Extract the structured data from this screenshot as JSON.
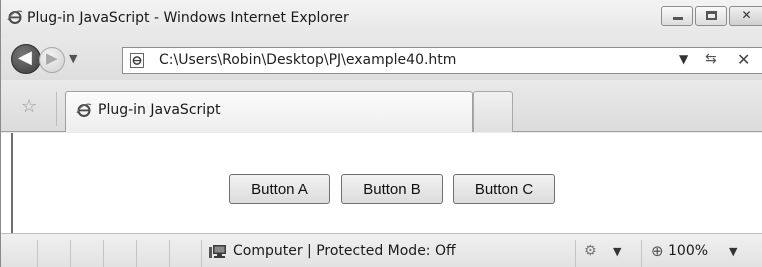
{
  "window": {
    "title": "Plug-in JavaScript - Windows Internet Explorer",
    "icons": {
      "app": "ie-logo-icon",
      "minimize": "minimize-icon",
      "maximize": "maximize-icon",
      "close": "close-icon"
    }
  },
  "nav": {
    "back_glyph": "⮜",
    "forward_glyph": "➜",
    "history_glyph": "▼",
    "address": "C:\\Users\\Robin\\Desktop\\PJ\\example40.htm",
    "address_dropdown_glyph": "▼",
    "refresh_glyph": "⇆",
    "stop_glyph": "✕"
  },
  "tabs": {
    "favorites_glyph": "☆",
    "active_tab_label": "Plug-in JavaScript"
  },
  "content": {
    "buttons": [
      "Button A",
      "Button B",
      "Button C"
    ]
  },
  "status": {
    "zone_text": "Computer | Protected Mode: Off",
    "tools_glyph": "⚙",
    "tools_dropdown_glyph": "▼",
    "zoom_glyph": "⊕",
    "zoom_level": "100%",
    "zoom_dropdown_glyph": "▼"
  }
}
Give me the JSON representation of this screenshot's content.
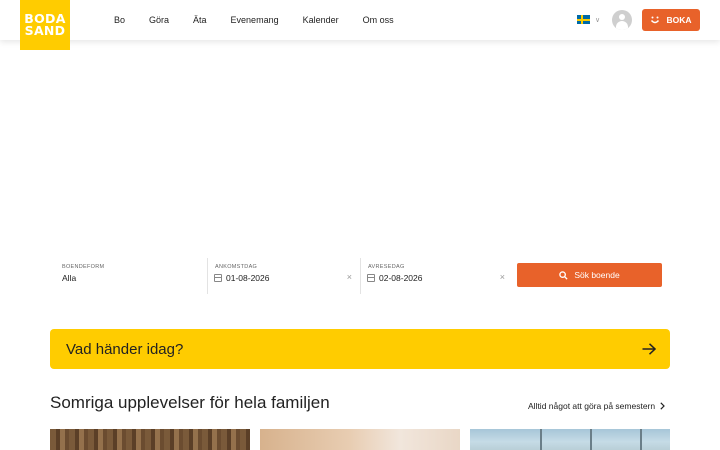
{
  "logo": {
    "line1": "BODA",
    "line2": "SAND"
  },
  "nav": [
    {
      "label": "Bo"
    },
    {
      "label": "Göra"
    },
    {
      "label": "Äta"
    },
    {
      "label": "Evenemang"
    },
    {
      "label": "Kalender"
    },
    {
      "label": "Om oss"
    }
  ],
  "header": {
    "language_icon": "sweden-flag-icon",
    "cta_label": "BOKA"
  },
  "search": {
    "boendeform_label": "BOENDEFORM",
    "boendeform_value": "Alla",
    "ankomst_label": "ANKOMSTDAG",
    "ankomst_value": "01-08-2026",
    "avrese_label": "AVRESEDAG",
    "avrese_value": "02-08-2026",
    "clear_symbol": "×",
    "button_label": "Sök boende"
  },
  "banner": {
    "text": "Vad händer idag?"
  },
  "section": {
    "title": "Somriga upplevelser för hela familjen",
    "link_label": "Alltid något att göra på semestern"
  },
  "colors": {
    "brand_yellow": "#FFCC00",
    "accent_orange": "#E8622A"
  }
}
...
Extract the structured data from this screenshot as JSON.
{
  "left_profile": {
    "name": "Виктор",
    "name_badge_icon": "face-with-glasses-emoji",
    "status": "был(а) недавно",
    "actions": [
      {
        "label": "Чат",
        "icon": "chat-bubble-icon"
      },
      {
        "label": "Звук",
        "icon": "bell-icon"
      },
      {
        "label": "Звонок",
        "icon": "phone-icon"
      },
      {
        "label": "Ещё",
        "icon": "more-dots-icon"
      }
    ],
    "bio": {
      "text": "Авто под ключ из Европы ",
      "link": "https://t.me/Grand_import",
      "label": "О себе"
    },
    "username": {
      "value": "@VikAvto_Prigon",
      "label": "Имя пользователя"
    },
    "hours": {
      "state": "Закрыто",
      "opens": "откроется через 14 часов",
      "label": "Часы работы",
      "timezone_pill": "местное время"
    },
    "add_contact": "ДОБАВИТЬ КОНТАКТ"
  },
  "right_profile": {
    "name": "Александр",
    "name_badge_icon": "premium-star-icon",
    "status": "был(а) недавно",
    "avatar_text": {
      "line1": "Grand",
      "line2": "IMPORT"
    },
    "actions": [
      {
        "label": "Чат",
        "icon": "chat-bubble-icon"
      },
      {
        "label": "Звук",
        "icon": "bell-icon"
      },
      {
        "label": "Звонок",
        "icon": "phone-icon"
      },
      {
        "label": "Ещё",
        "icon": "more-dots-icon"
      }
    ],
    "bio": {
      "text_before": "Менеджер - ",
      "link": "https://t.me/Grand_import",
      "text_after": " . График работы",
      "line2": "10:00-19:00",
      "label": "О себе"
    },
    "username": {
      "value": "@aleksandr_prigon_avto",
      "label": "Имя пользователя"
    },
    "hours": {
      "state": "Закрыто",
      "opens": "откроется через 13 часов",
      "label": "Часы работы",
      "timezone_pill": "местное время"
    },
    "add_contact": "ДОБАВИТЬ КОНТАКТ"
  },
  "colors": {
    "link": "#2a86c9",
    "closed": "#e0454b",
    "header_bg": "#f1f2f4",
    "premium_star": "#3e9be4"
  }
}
==
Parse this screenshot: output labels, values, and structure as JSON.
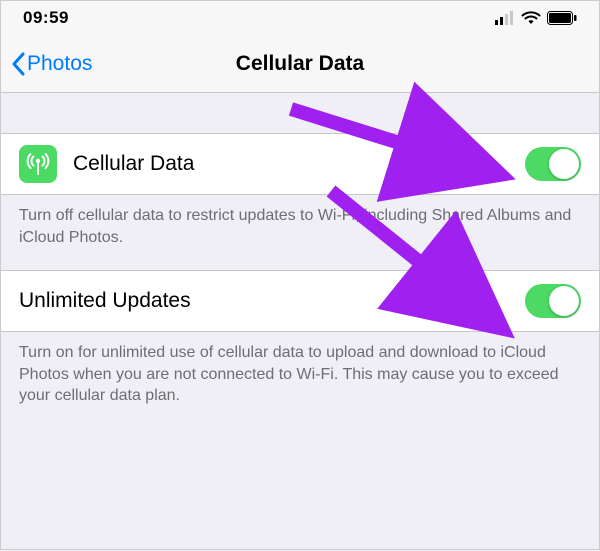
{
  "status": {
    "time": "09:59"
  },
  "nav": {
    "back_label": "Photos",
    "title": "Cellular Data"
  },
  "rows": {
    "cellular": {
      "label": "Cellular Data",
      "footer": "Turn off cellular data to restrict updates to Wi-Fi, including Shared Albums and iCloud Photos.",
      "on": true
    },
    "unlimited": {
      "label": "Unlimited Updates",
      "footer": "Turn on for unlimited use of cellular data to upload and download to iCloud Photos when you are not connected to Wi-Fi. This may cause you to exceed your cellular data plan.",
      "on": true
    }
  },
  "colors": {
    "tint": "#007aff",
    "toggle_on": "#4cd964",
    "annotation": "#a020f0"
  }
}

_WORK TO BE COMPLETED_:
Every line in the data above that contains "часов" needs to be copied.

_EXERCISE RESULT_:
      "opens": "откроется через 14 часов",
      "opens": "откроется через 13 часов",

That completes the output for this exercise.